Figure contents as structured data:
====

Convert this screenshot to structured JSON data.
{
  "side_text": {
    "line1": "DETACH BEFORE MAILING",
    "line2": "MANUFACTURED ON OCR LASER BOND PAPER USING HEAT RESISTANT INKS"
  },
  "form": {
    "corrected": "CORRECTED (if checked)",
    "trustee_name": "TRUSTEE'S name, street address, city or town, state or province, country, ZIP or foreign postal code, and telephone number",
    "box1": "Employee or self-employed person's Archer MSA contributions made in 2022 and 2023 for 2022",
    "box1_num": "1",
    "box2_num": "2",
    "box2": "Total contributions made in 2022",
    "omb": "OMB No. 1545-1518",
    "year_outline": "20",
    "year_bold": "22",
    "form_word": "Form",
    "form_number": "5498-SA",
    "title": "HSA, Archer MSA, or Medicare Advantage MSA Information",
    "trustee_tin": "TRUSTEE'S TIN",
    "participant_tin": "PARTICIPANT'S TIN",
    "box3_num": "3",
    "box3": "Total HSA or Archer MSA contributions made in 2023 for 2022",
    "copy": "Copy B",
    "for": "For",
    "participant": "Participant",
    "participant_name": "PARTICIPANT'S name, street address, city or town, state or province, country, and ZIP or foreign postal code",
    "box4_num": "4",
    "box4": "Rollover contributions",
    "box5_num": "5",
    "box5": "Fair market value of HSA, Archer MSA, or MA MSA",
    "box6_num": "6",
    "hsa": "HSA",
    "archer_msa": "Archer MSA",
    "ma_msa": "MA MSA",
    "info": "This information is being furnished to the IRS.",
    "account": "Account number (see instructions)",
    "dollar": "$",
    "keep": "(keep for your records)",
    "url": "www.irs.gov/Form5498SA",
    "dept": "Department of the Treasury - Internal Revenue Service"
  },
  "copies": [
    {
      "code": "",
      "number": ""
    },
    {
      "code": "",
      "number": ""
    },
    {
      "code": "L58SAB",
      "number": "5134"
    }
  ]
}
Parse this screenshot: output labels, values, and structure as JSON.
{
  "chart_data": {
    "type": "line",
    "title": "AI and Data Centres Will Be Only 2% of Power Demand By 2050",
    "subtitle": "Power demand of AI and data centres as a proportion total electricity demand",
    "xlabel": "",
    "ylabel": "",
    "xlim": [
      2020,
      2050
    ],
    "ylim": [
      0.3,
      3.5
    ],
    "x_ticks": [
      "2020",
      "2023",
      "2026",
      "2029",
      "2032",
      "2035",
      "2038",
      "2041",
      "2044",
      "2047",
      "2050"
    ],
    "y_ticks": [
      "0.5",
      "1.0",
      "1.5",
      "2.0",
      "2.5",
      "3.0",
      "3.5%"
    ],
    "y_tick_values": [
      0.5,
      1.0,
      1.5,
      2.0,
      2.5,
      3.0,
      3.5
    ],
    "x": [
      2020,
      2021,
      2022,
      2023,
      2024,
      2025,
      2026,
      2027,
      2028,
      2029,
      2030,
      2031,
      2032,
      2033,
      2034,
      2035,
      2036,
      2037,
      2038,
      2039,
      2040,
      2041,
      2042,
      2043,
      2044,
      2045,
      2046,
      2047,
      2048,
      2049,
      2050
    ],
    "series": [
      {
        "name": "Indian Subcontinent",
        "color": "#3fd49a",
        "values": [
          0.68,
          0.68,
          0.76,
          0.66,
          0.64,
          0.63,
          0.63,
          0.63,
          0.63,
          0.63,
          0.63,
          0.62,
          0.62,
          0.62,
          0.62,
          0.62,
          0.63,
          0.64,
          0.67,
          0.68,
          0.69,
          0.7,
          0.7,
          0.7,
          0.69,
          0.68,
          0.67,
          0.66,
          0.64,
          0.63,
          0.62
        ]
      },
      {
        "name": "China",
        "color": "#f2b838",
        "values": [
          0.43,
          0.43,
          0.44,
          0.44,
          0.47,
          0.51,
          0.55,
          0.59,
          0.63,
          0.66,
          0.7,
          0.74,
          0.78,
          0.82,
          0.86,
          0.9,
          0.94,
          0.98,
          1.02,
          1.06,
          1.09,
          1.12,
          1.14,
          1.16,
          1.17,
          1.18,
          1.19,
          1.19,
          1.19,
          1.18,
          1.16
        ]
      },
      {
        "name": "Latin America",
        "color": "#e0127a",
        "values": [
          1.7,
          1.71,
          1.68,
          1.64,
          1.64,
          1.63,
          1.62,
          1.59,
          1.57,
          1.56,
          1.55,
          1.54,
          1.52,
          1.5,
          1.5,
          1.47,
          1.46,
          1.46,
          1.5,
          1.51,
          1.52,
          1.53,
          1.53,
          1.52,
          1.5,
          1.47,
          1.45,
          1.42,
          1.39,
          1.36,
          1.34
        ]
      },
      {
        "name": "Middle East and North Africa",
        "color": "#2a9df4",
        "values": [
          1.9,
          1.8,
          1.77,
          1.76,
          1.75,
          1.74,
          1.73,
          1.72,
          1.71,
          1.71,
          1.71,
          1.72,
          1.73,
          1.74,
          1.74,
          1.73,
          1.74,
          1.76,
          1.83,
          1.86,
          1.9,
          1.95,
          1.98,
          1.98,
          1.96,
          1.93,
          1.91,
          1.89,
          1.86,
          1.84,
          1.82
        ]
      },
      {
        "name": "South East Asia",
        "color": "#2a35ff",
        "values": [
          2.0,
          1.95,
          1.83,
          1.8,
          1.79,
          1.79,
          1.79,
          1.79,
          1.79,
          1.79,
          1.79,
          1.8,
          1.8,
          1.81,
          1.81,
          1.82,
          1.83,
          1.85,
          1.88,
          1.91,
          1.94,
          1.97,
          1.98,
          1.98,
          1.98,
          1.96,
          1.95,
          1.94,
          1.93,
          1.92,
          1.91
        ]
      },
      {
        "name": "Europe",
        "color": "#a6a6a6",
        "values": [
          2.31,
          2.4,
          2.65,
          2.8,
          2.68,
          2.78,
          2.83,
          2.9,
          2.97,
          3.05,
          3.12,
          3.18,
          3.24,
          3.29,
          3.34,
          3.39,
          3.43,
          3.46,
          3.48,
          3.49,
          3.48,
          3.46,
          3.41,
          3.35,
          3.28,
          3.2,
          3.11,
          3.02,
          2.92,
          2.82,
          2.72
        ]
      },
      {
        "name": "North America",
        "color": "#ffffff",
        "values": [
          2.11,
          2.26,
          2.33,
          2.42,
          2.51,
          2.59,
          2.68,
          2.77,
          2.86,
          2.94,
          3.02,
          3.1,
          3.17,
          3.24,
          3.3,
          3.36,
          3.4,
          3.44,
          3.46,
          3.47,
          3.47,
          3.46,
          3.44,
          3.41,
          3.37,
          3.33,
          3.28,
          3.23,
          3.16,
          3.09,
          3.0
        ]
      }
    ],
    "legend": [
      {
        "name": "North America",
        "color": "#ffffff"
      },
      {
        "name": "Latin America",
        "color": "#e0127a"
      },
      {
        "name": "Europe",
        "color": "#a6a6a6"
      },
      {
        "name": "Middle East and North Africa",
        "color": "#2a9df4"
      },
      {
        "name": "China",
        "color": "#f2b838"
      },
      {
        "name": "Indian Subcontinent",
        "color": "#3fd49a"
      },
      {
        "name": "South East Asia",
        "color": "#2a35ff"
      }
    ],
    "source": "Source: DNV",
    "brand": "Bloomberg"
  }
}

====

# Given request
List each line holding the string "Power".

# Solution below
    "title": "AI and Data Centres Will Be Only 2% of Power Demand By 2050",
    "subtitle": "Power demand of AI and data centres as a proportion total electricity demand",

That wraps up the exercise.